Work to do
Copy each of the following lines, character for character and in their original order.

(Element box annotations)
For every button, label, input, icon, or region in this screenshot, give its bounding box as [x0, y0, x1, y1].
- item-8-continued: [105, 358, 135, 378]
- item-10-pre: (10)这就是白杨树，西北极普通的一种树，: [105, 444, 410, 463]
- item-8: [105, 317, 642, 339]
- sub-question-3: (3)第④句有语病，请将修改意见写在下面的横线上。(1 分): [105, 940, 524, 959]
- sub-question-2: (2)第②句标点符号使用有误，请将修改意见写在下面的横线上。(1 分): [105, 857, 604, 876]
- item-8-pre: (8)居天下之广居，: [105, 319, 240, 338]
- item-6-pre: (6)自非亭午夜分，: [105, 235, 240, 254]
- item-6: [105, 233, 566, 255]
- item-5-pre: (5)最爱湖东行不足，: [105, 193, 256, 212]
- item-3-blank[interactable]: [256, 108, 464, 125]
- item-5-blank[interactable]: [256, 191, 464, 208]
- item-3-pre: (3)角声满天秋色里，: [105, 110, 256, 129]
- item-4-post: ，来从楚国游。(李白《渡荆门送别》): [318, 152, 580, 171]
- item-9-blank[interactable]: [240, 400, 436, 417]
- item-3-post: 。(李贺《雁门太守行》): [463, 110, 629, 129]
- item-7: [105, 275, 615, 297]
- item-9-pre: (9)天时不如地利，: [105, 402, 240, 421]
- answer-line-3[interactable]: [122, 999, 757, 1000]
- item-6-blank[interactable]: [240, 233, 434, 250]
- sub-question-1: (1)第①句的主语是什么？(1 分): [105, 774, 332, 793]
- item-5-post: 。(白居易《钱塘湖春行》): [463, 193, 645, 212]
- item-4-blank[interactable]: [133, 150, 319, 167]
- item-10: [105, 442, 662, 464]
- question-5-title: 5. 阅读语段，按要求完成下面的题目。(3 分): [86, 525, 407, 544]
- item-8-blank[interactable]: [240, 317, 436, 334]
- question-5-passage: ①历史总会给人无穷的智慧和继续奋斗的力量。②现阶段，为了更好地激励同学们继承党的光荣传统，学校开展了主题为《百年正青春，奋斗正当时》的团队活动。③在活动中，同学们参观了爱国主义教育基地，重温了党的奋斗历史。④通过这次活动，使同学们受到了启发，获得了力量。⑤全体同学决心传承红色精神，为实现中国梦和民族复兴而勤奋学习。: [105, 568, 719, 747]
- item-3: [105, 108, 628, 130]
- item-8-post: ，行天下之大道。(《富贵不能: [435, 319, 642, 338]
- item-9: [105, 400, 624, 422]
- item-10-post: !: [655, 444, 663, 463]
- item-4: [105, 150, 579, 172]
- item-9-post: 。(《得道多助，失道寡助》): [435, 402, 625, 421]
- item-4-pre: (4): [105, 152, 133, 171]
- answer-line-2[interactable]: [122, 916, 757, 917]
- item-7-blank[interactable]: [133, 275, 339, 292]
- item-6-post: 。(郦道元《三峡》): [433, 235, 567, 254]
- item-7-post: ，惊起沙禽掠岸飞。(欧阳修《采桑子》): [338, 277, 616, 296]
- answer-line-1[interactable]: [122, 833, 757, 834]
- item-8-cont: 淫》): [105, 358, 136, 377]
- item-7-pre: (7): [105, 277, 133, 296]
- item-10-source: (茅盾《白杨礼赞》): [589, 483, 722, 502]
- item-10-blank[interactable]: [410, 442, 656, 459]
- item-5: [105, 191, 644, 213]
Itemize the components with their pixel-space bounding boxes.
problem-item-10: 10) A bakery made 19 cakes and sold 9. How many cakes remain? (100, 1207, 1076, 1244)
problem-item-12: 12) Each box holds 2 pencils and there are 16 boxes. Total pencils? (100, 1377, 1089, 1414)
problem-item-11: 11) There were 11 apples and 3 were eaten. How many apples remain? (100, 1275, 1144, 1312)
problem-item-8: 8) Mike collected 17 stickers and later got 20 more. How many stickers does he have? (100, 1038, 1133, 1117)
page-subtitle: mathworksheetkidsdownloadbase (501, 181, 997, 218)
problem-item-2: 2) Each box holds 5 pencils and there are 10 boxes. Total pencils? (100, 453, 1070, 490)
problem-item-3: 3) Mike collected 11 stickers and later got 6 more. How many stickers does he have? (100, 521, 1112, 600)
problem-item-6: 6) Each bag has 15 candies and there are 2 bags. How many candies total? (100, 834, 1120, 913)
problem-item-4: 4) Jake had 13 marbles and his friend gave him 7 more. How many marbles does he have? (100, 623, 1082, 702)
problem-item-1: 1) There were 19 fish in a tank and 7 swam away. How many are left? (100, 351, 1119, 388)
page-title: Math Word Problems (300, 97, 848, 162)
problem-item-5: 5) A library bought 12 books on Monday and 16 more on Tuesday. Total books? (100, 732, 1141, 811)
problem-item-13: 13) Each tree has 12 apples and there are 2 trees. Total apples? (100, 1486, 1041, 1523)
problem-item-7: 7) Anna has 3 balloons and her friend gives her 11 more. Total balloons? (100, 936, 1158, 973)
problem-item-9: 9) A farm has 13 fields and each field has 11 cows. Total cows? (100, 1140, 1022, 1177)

Expected answer
For every button, label, input, icon, or region in this screenshot, give its bounding box as [x0, y0, x1, y1].
- item-8-continued: [105, 358, 135, 378]
- item-10-pre: (10)这就是白杨树，西北极普通的一种树，: [105, 444, 410, 463]
- item-8: [105, 317, 642, 339]
- sub-question-3: (3)第④句有语病，请将修改意见写在下面的横线上。(1 分): [105, 940, 524, 959]
- sub-question-2: (2)第②句标点符号使用有误，请将修改意见写在下面的横线上。(1 分): [105, 857, 604, 876]
- item-8-pre: (8)居天下之广居，: [105, 319, 240, 338]
- item-6-pre: (6)自非亭午夜分，: [105, 235, 240, 254]
- item-6: [105, 233, 566, 255]
- item-5-pre: (5)最爱湖东行不足，: [105, 193, 256, 212]
- item-3-blank[interactable]: [256, 108, 464, 125]
- item-5-blank[interactable]: [256, 191, 464, 208]
- item-3-pre: (3)角声满天秋色里，: [105, 110, 256, 129]
- item-4-post: ，来从楚国游。(李白《渡荆门送别》): [318, 152, 580, 171]
- item-9-blank[interactable]: [240, 400, 436, 417]
- item-3-post: 。(李贺《雁门太守行》): [463, 110, 629, 129]
- item-7: [105, 275, 615, 297]
- item-9-pre: (9)天时不如地利，: [105, 402, 240, 421]
- answer-line-3[interactable]: [122, 999, 757, 1000]
- item-6-blank[interactable]: [240, 233, 434, 250]
- sub-question-1: (1)第①句的主语是什么？(1 分): [105, 774, 332, 793]
- item-5-post: 。(白居易《钱塘湖春行》): [463, 193, 645, 212]
- item-4-blank[interactable]: [133, 150, 319, 167]
- item-10: [105, 442, 662, 464]
- question-5-title: 5. 阅读语段，按要求完成下面的题目。(3 分): [86, 525, 407, 544]
- item-8-blank[interactable]: [240, 317, 436, 334]
- question-5-passage: ①历史总会给人无穷的智慧和继续奋斗的力量。②现阶段，为了更好地激励同学们继承党的光荣传统，学校开展了主题为《百年正青春，奋斗正当时》的团队活动。③在活动中，同学们参观了爱国主义教育基地，重温了党的奋斗历史。④通过这次活动，使同学们受到了启发，获得了力量。⑤全体同学决心传承红色精神，为实现中国梦和民族复兴而勤奋学习。: [105, 568, 719, 747]
- item-3: [105, 108, 628, 130]
- item-8-post: ，行天下之大道。(《富贵不能: [435, 319, 642, 338]
- item-9: [105, 400, 624, 422]
- item-10-post: !: [655, 444, 663, 463]
- item-4: [105, 150, 579, 172]
- item-9-post: 。(《得道多助，失道寡助》): [435, 402, 625, 421]
- item-4-pre: (4): [105, 152, 133, 171]
- answer-line-2[interactable]: [122, 916, 757, 917]
- item-7-blank[interactable]: [133, 275, 339, 292]
- item-6-post: 。(郦道元《三峡》): [433, 235, 567, 254]
- item-7-post: ，惊起沙禽掠岸飞。(欧阳修《采桑子》): [338, 277, 616, 296]
- answer-line-1[interactable]: [122, 833, 757, 834]
- item-8-cont: 淫》): [105, 358, 136, 377]
- item-7-pre: (7): [105, 277, 133, 296]
- item-10-source: (茅盾《白杨礼赞》): [589, 483, 722, 502]
- item-10-blank[interactable]: [410, 442, 656, 459]
- item-5: [105, 191, 644, 213]
Itemize the components with their pixel-space bounding boxes.
problem-item-10: 10) A bakery made 19 cakes and sold 9. How many cakes remain? (100, 1207, 1076, 1244)
problem-item-12: 12) Each box holds 2 pencils and there are 16 boxes. Total pencils? (100, 1377, 1089, 1414)
problem-item-11: 11) There were 11 apples and 3 were eaten. How many apples remain? (100, 1275, 1144, 1312)
problem-item-8: 8) Mike collected 17 stickers and later got 20 more. How many stickers does he have? (100, 1038, 1133, 1117)
page-subtitle: mathworksheetkidsdownloadbase (501, 181, 997, 218)
problem-item-2: 2) Each box holds 5 pencils and there are 10 boxes. Total pencils? (100, 453, 1070, 490)
problem-item-3: 3) Mike collected 11 stickers and later got 6 more. How many stickers does he have? (100, 521, 1112, 600)
problem-item-6: 6) Each bag has 15 candies and there are 2 bags. How many candies total? (100, 834, 1120, 913)
problem-item-4: 4) Jake had 13 marbles and his friend gave him 7 more. How many marbles does he have? (100, 623, 1082, 702)
problem-item-1: 1) There were 19 fish in a tank and 7 swam away. How many are left? (100, 351, 1119, 388)
page-title: Math Word Problems (300, 97, 848, 162)
problem-item-5: 5) A library bought 12 books on Monday and 16 more on Tuesday. Total books? (100, 732, 1141, 811)
problem-item-13: 13) Each tree has 12 apples and there are 2 trees. Total apples? (100, 1486, 1041, 1523)
problem-item-7: 7) Anna has 3 balloons and her friend gives her 11 more. Total balloons? (100, 936, 1158, 973)
problem-item-9: 9) A farm has 13 fields and each field has 11 cows. Total cows? (100, 1140, 1022, 1177)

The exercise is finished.